Task details
Copy exactly the last part of the entries, starting from the line with "What does this" and including the final line.
---------- Extracted information
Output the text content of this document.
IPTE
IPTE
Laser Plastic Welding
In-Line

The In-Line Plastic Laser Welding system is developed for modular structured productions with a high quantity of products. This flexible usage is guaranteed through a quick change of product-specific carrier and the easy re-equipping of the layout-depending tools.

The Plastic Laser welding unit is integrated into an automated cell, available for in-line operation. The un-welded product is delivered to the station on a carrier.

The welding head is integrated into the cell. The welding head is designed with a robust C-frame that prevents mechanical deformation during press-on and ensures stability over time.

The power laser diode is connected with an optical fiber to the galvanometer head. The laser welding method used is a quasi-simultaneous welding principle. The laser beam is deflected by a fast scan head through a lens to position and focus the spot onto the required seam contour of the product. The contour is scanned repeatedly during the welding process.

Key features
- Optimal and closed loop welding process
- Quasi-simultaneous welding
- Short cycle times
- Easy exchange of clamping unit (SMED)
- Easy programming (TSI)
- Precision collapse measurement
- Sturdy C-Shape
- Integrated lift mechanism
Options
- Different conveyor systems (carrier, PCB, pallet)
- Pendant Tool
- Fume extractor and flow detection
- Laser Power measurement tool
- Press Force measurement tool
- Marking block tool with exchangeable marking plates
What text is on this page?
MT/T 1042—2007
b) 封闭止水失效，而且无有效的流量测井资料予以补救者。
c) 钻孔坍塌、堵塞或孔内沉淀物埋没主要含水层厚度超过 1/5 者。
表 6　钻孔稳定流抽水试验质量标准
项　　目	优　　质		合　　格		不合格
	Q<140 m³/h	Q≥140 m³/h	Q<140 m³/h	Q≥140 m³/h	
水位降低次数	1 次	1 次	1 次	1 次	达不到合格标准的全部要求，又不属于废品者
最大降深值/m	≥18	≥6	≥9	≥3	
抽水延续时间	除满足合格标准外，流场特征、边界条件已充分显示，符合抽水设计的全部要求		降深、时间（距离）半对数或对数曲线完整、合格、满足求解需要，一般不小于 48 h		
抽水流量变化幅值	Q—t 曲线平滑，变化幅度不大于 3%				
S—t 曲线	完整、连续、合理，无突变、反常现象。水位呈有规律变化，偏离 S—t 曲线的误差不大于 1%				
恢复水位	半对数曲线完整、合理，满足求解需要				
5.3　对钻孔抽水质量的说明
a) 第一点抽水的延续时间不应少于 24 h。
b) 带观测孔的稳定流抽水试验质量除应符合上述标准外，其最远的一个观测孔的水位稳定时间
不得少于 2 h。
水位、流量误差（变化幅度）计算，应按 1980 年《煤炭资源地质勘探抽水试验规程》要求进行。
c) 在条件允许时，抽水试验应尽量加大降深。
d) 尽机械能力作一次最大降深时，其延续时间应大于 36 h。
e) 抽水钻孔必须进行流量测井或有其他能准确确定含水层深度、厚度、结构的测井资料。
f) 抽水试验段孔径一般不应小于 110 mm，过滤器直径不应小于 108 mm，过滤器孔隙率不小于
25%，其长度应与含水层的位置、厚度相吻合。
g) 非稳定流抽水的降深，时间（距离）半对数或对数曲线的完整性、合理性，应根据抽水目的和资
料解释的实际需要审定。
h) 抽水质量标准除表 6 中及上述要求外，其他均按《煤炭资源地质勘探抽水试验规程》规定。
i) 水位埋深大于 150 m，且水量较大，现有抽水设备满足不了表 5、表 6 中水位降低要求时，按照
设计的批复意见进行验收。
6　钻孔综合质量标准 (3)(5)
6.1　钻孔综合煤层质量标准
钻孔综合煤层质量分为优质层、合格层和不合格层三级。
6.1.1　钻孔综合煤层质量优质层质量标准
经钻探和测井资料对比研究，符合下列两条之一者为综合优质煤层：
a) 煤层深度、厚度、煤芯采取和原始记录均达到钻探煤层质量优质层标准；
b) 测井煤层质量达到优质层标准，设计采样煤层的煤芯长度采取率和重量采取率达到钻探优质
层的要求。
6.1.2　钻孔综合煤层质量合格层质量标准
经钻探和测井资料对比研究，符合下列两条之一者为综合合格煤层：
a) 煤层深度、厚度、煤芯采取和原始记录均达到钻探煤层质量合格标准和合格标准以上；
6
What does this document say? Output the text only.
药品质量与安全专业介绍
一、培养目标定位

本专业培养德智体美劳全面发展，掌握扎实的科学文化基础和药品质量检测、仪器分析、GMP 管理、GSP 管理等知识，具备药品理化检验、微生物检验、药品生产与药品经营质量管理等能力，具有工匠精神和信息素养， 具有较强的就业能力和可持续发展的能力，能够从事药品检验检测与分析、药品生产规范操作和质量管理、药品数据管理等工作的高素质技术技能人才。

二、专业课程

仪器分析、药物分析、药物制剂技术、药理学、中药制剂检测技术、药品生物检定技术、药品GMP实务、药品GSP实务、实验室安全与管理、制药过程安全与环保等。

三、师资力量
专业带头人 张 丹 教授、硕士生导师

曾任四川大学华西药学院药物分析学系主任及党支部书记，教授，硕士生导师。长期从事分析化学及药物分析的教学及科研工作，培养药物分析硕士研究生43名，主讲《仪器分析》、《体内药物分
--------------------
Correct answer
What does this document say? Output the text only.
药品质量与安全专业介绍
一、培养目标定位

本专业培养德智体美劳全面发展，掌握扎实的科学文化基础和药品质量检测、仪器分析、GMP 管理、GSP 管理等知识，具备药品理化检验、微生物检验、药品生产与药品经营质量管理等能力，具有工匠精神和信息素养， 具有较强的就业能力和可持续发展的能力，能够从事药品检验检测与分析、药品生产规范操作和质量管理、药品数据管理等工作的高素质技术技能人才。

二、专业课程

仪器分析、药物分析、药物制剂技术、药理学、中药制剂检测技术、药品生物检定技术、药品GMP实务、药品GSP实务、实验室安全与管理、制药过程安全与环保等。

三、师资力量
专业带头人 张 丹 教授、硕士生导师

曾任四川大学华西药学院药物分析学系主任及党支部书记，教授，硕士生导师。长期从事分析化学及药物分析的教学及科研工作，培养药物分析硕士研究生43名，主讲《仪器分析》、《体内药物分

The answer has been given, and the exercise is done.